» To be done
Repeat all the records exactly, omitting pictures.

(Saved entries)
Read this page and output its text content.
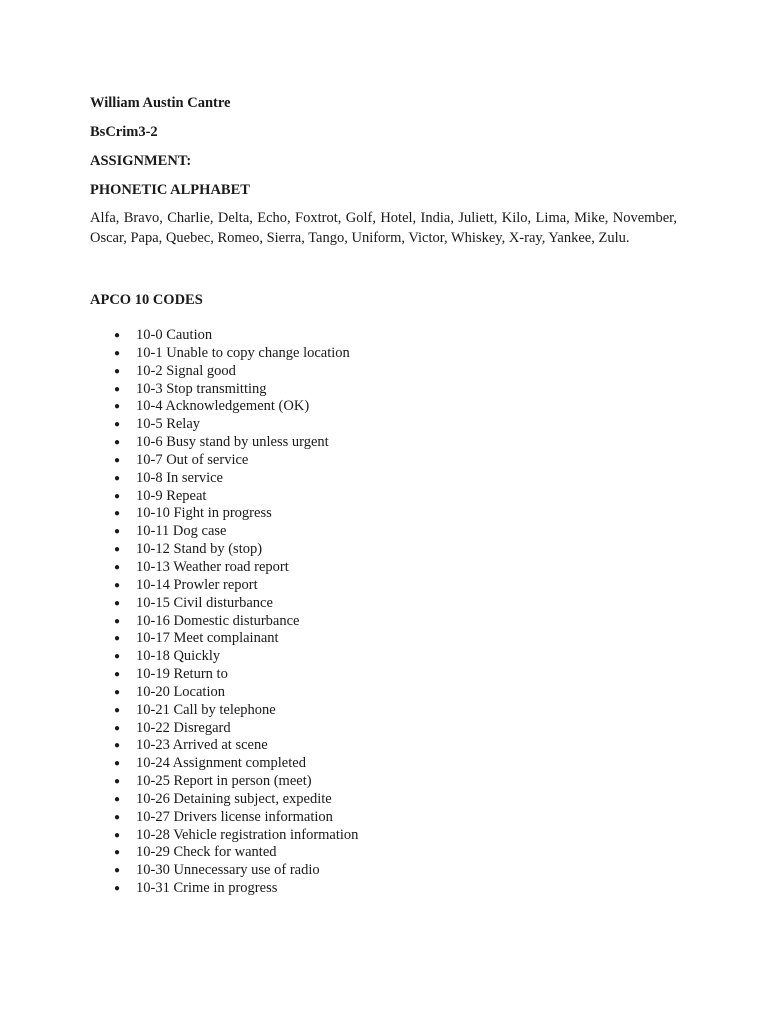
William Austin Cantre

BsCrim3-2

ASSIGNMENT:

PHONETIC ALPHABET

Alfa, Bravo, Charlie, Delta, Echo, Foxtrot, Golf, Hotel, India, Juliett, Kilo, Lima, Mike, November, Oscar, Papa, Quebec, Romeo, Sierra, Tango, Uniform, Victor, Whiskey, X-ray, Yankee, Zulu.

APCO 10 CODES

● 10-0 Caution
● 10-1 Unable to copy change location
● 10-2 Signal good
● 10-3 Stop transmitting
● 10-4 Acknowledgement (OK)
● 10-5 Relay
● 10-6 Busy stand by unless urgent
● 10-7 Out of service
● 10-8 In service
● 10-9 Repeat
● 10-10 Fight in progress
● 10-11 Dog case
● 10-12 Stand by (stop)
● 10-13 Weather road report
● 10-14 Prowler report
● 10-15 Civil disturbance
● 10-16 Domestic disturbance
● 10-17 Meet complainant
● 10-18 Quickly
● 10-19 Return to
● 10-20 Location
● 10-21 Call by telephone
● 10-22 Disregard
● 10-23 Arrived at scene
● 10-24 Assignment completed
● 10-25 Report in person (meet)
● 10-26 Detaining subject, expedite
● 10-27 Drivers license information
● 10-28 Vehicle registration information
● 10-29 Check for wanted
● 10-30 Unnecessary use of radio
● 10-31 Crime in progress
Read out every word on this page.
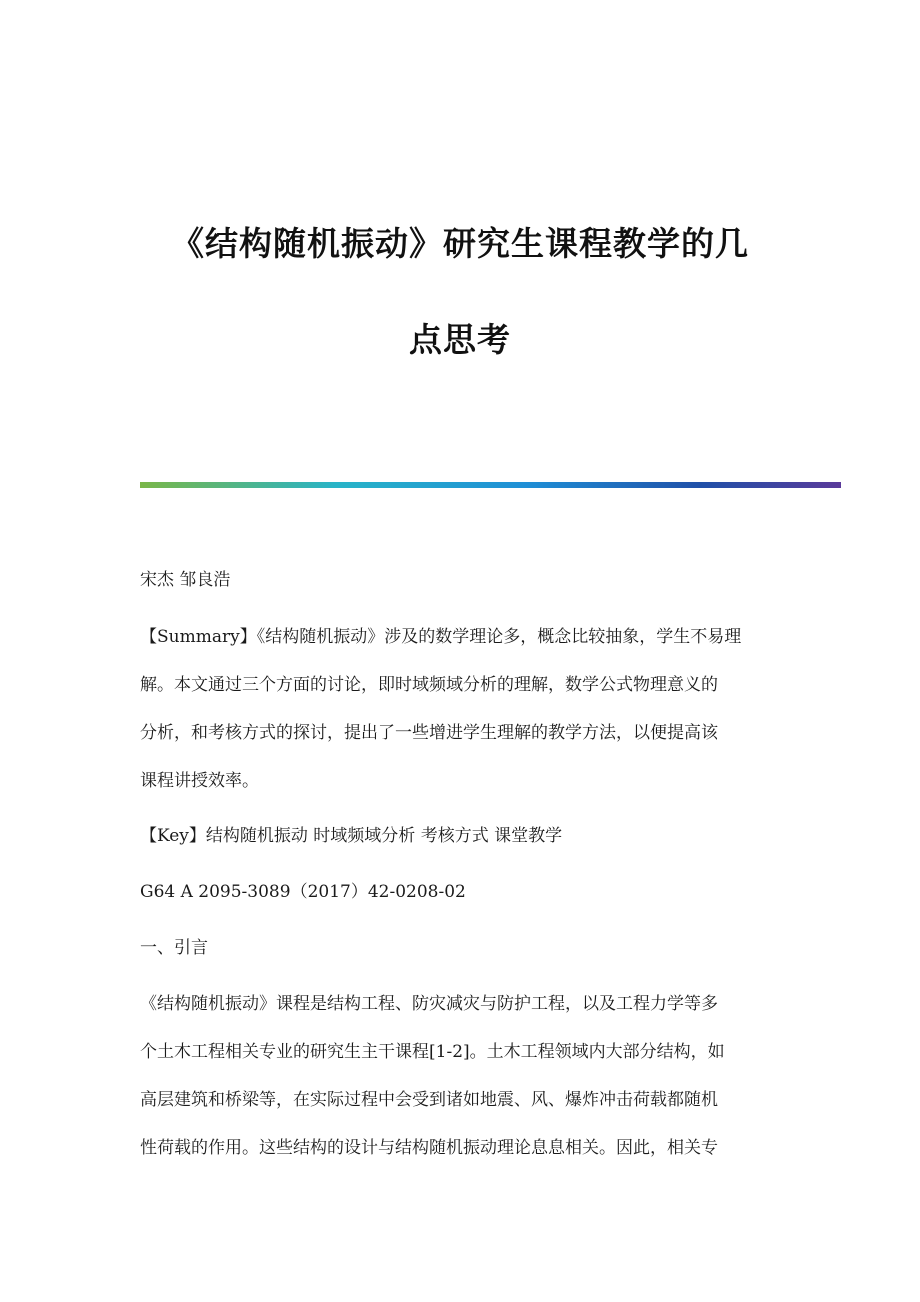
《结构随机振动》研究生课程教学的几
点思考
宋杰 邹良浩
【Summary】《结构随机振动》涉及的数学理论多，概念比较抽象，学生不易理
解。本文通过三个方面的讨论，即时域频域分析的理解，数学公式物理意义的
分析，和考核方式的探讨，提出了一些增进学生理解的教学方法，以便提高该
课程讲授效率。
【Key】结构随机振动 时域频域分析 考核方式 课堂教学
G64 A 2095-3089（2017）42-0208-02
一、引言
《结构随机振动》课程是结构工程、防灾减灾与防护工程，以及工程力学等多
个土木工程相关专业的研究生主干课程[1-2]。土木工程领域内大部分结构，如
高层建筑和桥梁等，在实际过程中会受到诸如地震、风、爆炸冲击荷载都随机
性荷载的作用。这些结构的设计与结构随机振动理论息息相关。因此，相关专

» Full response
Read this page and output its text content.
William Austin Cantre

BsCrim3-2

ASSIGNMENT:

PHONETIC ALPHABET

Alfa, Bravo, Charlie, Delta, Echo, Foxtrot, Golf, Hotel, India, Juliett, Kilo, Lima, Mike, November, Oscar, Papa, Quebec, Romeo, Sierra, Tango, Uniform, Victor, Whiskey, X-ray, Yankee, Zulu.

APCO 10 CODES

● 10-0 Caution
● 10-1 Unable to copy change location
● 10-2 Signal good
● 10-3 Stop transmitting
● 10-4 Acknowledgement (OK)
● 10-5 Relay
● 10-6 Busy stand by unless urgent
● 10-7 Out of service
● 10-8 In service
● 10-9 Repeat
● 10-10 Fight in progress
● 10-11 Dog case
● 10-12 Stand by (stop)
● 10-13 Weather road report
● 10-14 Prowler report
● 10-15 Civil disturbance
● 10-16 Domestic disturbance
● 10-17 Meet complainant
● 10-18 Quickly
● 10-19 Return to
● 10-20 Location
● 10-21 Call by telephone
● 10-22 Disregard
● 10-23 Arrived at scene
● 10-24 Assignment completed
● 10-25 Report in person (meet)
● 10-26 Detaining subject, expedite
● 10-27 Drivers license information
● 10-28 Vehicle registration information
● 10-29 Check for wanted
● 10-30 Unnecessary use of radio
● 10-31 Crime in progress
Read out every word on this page.
《结构随机振动》研究生课程教学的几
点思考
宋杰 邹良浩
【Summary】《结构随机振动》涉及的数学理论多，概念比较抽象，学生不易理
解。本文通过三个方面的讨论，即时域频域分析的理解，数学公式物理意义的
分析，和考核方式的探讨，提出了一些增进学生理解的教学方法，以便提高该
课程讲授效率。
【Key】结构随机振动 时域频域分析 考核方式 课堂教学
G64 A 2095-3089（2017）42-0208-02
一、引言
《结构随机振动》课程是结构工程、防灾减灾与防护工程，以及工程力学等多
个土木工程相关专业的研究生主干课程[1-2]。土木工程领域内大部分结构，如
高层建筑和桥梁等，在实际过程中会受到诸如地震、风、爆炸冲击荷载都随机
性荷载的作用。这些结构的设计与结构随机振动理论息息相关。因此，相关专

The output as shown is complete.